### Supplied records
---+---
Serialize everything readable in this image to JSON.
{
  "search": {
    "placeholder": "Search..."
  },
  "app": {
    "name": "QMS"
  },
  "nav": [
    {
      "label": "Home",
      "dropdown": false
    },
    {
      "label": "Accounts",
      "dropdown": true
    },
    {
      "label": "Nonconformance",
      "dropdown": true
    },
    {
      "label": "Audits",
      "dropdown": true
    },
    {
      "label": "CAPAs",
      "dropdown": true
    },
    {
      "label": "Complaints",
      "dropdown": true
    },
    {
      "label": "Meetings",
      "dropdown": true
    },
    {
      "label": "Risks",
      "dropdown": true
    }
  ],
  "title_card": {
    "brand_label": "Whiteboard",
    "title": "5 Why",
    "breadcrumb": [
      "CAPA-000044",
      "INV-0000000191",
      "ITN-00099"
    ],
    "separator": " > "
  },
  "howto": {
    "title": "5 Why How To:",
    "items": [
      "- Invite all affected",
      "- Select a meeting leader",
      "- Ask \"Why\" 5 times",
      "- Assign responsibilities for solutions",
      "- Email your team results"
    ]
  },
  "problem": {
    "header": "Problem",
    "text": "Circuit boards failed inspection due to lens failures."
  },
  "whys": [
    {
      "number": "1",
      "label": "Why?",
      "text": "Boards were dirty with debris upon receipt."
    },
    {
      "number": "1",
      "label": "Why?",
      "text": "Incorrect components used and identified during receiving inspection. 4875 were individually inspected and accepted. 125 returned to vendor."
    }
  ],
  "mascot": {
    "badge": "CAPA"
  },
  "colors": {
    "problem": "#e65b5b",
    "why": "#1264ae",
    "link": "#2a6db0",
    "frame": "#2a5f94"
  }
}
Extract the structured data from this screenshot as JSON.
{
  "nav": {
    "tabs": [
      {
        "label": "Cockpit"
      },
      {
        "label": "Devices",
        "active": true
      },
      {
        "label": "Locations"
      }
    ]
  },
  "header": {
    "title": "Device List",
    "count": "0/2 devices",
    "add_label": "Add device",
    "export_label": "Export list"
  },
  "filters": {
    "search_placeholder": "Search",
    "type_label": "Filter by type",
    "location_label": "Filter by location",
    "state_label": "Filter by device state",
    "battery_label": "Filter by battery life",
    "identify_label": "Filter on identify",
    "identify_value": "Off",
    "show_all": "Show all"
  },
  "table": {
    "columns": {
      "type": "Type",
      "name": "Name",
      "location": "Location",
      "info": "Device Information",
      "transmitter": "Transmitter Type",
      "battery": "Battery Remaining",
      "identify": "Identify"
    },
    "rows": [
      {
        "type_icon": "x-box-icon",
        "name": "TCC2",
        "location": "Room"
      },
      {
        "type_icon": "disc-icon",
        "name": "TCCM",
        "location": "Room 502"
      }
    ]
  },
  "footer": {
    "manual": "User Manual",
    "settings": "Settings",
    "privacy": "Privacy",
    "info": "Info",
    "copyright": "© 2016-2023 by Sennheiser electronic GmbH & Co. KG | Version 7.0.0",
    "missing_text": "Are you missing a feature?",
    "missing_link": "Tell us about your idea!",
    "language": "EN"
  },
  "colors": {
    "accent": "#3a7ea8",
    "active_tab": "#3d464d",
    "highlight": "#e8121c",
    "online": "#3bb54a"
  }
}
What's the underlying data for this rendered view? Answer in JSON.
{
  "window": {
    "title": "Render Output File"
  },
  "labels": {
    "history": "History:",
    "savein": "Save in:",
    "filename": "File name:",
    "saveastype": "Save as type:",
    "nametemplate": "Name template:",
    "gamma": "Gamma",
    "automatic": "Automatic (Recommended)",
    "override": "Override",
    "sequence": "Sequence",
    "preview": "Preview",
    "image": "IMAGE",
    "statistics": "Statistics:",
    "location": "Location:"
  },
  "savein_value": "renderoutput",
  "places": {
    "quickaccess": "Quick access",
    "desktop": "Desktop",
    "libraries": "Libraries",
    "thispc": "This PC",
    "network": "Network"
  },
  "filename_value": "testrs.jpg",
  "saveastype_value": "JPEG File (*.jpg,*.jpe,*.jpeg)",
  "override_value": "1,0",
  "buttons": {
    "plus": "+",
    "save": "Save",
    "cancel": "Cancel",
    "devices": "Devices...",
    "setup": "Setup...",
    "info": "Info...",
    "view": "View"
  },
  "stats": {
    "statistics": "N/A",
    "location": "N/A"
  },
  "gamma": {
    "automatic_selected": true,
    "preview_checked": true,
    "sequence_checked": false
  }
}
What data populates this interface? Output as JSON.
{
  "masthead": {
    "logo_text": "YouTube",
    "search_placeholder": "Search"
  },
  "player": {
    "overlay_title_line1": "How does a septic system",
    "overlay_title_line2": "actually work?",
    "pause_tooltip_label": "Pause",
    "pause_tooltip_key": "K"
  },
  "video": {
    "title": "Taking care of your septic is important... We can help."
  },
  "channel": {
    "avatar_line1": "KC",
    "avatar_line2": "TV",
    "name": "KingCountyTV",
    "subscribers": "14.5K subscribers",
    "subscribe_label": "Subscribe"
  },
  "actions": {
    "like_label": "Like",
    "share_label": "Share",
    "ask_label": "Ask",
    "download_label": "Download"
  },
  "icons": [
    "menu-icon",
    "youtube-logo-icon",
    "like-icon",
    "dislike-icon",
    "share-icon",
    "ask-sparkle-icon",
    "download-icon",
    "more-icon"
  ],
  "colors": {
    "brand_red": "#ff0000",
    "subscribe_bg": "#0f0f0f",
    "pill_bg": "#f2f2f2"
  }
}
---+---
### Exercise goal
Scan the data above; copy every line where "image" appears.

### Response
Serialize everything readable in this image to JSON.
    "image": "IMAGE",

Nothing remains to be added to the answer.